• **Task to complete**
Transcribe all the records exactly and omit any images they hold.

• **Dataset entries**

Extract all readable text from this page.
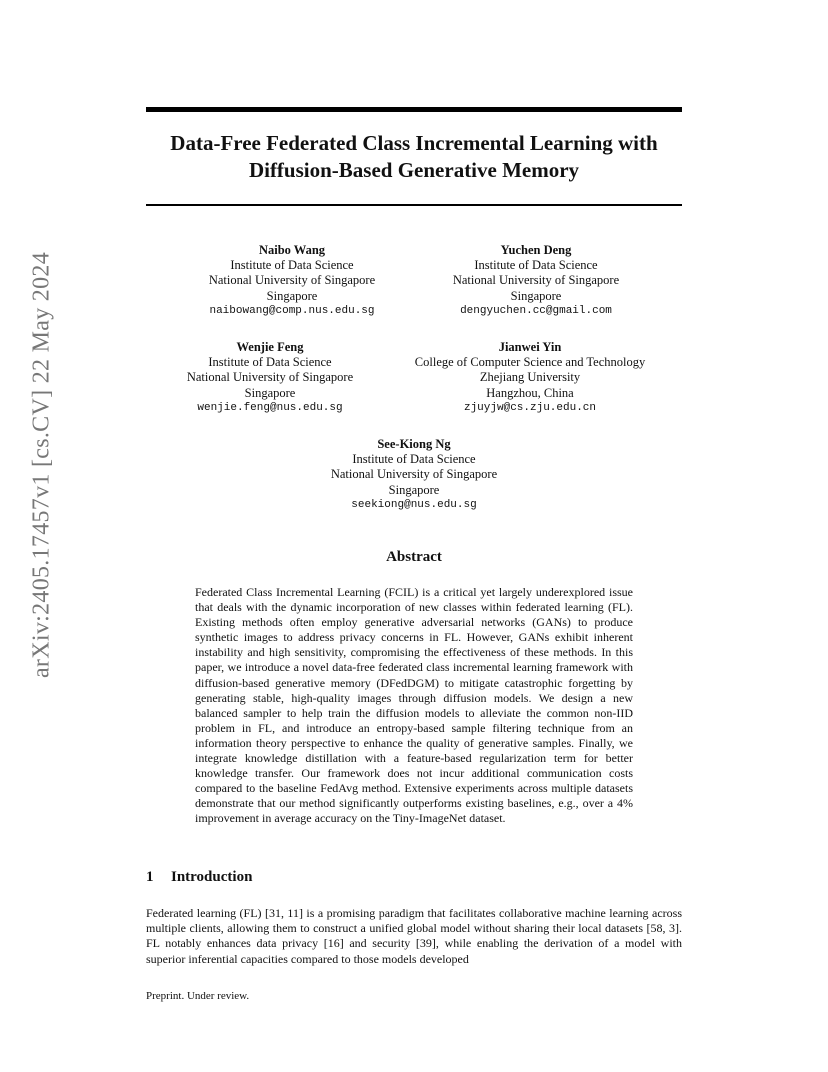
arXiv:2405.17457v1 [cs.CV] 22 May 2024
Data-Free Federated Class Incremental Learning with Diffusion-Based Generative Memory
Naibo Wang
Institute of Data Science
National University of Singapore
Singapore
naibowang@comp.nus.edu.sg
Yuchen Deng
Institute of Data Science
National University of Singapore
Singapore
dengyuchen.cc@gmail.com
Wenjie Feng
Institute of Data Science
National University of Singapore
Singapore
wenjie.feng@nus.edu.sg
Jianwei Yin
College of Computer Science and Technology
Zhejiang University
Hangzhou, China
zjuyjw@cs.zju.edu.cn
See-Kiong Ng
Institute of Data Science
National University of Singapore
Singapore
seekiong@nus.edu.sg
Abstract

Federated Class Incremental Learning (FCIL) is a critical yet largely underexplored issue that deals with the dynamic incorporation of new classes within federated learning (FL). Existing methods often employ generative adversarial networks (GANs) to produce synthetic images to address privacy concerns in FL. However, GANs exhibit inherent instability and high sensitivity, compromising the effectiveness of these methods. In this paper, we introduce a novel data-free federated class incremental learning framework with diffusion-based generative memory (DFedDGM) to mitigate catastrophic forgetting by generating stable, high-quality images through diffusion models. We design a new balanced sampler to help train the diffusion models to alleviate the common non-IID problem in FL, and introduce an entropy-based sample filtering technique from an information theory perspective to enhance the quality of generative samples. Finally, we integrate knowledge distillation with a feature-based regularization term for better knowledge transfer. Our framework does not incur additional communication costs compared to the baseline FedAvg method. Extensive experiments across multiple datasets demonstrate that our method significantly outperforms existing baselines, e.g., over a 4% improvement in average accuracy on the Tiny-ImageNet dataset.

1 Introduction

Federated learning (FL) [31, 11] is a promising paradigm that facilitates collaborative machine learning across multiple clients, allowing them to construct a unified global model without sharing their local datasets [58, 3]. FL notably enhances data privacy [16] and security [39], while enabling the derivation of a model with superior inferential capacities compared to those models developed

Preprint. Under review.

• **Answer for this exercise**
Extract all readable text from this page.
arXiv:2405.17457v1 [cs.CV] 22 May 2024
Data-Free Federated Class Incremental Learning with Diffusion-Based Generative Memory
Naibo Wang
Institute of Data Science
National University of Singapore
Singapore
naibowang@comp.nus.edu.sg
Yuchen Deng
Institute of Data Science
National University of Singapore
Singapore
dengyuchen.cc@gmail.com
Wenjie Feng
Institute of Data Science
National University of Singapore
Singapore
wenjie.feng@nus.edu.sg
Jianwei Yin
College of Computer Science and Technology
Zhejiang University
Hangzhou, China
zjuyjw@cs.zju.edu.cn
See-Kiong Ng
Institute of Data Science
National University of Singapore
Singapore
seekiong@nus.edu.sg
Abstract

Federated Class Incremental Learning (FCIL) is a critical yet largely underexplored issue that deals with the dynamic incorporation of new classes within federated learning (FL). Existing methods often employ generative adversarial networks (GANs) to produce synthetic images to address privacy concerns in FL. However, GANs exhibit inherent instability and high sensitivity, compromising the effectiveness of these methods. In this paper, we introduce a novel data-free federated class incremental learning framework with diffusion-based generative memory (DFedDGM) to mitigate catastrophic forgetting by generating stable, high-quality images through diffusion models. We design a new balanced sampler to help train the diffusion models to alleviate the common non-IID problem in FL, and introduce an entropy-based sample filtering technique from an information theory perspective to enhance the quality of generative samples. Finally, we integrate knowledge distillation with a feature-based regularization term for better knowledge transfer. Our framework does not incur additional communication costs compared to the baseline FedAvg method. Extensive experiments across multiple datasets demonstrate that our method significantly outperforms existing baselines, e.g., over a 4% improvement in average accuracy on the Tiny-ImageNet dataset.

1 Introduction

Federated learning (FL) [31, 11] is a promising paradigm that facilitates collaborative machine learning across multiple clients, allowing them to construct a unified global model without sharing their local datasets [58, 3]. FL notably enhances data privacy [16] and security [39], while enabling the derivation of a model with superior inferential capacities compared to those models developed

Preprint. Under review.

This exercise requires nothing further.